● SUPPLIED DATA:
------------------------------------

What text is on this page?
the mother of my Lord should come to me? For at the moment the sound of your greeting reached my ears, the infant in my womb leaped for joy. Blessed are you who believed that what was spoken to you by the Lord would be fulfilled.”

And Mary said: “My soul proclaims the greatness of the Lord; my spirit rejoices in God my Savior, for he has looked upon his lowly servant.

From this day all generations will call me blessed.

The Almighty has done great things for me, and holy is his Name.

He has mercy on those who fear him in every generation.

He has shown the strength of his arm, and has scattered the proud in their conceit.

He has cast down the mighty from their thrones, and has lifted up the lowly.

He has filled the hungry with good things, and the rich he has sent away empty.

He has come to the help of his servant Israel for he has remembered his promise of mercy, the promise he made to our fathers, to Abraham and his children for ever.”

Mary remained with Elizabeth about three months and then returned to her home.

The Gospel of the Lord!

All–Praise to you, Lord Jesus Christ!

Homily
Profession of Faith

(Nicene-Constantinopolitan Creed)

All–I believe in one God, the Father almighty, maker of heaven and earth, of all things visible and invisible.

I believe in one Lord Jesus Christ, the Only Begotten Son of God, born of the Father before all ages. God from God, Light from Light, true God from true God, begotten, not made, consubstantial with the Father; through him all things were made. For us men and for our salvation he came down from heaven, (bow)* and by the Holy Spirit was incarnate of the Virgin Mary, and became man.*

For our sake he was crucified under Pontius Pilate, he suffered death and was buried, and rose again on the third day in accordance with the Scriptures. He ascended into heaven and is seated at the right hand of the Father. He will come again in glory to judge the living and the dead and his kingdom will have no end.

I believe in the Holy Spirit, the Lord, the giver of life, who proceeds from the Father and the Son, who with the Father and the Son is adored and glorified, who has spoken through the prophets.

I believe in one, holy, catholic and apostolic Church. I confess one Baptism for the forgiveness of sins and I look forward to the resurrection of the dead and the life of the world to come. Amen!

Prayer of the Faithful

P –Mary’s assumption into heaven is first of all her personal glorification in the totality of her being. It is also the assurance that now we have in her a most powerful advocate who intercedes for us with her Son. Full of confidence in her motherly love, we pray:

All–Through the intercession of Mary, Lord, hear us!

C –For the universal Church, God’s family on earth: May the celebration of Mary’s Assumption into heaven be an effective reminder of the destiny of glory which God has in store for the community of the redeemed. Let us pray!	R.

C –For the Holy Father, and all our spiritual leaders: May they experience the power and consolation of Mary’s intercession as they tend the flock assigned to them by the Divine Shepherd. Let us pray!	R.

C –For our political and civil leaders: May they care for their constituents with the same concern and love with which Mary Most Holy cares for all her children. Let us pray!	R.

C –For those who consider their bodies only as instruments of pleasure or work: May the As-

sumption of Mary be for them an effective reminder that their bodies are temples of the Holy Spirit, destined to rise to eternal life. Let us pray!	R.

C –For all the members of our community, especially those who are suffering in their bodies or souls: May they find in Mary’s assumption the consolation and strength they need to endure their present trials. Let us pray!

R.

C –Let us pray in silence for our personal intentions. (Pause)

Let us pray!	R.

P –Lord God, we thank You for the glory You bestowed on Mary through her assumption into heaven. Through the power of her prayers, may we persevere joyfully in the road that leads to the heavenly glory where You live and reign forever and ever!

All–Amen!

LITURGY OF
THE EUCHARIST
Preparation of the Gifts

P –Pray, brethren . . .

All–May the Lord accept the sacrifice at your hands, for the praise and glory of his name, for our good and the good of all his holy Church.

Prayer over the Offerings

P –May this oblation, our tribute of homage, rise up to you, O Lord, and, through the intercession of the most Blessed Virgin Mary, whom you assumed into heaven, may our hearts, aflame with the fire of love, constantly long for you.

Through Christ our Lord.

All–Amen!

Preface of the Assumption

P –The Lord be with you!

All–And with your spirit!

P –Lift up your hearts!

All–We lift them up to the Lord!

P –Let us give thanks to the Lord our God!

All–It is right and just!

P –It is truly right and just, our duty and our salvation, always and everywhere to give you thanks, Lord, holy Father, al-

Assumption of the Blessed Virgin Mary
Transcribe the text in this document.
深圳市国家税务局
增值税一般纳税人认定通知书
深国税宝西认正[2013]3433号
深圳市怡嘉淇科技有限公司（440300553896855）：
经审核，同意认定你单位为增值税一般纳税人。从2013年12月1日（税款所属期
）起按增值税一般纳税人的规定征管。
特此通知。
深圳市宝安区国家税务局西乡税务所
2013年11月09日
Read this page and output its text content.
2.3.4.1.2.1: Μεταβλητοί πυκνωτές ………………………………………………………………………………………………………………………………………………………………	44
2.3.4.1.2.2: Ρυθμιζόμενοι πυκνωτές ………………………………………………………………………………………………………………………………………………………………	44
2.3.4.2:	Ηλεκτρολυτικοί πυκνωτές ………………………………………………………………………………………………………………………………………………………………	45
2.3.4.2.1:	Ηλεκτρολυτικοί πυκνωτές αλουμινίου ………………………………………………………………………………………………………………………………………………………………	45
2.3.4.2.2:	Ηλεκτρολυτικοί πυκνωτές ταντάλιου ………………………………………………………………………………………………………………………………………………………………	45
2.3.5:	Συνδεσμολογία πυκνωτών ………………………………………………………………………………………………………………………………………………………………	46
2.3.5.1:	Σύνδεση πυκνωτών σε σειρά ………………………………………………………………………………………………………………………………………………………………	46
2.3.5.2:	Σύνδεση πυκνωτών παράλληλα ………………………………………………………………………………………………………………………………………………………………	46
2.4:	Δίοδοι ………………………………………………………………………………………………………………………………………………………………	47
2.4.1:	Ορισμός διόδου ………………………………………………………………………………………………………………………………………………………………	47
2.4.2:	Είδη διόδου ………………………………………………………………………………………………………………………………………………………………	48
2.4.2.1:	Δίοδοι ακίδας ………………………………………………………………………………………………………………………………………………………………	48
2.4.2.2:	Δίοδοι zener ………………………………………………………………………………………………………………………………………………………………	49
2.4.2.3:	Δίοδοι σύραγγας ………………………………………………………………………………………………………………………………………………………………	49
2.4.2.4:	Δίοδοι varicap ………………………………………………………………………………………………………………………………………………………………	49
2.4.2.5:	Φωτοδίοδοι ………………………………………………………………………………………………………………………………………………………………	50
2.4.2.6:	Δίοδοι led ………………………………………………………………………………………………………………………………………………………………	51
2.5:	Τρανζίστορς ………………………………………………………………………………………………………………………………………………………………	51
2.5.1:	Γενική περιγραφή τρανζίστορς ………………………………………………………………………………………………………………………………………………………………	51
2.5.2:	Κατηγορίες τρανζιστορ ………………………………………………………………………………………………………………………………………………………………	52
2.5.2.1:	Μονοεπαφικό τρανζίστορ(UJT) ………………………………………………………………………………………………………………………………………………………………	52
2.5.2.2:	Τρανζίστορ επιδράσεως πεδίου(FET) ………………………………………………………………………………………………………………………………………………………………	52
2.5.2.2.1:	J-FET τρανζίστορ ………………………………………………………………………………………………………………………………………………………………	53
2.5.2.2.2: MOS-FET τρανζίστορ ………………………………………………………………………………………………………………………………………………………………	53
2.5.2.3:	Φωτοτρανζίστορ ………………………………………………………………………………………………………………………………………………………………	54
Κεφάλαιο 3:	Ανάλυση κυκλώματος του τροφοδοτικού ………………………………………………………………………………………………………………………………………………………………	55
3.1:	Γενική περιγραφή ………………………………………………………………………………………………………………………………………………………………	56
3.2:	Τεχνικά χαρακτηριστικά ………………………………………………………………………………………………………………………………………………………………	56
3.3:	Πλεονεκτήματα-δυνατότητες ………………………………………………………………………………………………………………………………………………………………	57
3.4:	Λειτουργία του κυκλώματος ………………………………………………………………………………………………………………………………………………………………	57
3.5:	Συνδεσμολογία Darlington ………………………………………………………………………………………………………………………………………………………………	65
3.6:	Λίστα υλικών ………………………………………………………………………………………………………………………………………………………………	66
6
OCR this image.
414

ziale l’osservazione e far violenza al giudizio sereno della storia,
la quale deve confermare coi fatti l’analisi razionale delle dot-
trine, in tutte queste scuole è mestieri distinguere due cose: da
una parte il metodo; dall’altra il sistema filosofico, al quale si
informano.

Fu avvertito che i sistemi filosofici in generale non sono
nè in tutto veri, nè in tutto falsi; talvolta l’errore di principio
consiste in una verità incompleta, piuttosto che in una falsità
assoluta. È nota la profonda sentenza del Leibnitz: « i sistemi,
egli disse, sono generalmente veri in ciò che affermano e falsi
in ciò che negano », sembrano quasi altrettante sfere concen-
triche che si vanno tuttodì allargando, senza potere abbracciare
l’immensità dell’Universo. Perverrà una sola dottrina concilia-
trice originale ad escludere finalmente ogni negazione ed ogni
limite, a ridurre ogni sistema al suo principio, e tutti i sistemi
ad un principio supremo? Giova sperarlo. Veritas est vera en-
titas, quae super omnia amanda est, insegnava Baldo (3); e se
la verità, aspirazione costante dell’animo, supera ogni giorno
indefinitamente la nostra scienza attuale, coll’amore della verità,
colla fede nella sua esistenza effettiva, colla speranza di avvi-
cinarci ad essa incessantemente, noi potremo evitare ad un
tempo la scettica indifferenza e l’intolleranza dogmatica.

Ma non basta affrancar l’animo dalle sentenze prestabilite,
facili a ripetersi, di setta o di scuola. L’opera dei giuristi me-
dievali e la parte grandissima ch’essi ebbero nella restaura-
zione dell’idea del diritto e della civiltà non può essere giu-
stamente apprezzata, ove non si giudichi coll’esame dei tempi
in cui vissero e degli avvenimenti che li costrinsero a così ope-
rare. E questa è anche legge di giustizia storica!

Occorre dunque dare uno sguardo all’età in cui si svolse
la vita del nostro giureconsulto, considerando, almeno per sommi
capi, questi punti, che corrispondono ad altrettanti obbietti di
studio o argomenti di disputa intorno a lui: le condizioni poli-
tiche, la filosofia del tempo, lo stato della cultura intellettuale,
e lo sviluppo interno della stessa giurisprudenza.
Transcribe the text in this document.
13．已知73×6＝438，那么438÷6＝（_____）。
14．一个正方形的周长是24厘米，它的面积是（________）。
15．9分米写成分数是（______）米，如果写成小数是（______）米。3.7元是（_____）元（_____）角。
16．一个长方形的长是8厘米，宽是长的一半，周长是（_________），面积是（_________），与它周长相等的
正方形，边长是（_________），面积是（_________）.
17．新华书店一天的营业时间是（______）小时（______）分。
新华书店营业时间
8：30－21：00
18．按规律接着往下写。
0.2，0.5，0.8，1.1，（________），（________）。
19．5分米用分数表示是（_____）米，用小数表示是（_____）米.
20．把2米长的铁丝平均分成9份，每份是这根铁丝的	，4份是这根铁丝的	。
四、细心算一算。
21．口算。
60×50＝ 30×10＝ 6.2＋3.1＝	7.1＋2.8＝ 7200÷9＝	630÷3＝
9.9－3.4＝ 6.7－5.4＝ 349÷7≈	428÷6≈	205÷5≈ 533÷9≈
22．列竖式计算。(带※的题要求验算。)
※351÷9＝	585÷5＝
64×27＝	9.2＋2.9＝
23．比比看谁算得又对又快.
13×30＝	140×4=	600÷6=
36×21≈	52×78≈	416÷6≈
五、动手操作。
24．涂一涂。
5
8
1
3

------------------------------------

● YOUR TASK:
Extract every line that has the string "περιγραφή" in it.

● WRITTEN ANSWER:
2.5.1:	Γενική περιγραφή τρανζίστορς ………………………………………………………………………………………………………………………………………………………………	51
3.1:	Γενική περιγραφή ………………………………………………………………………………………………………………………………………………………………	56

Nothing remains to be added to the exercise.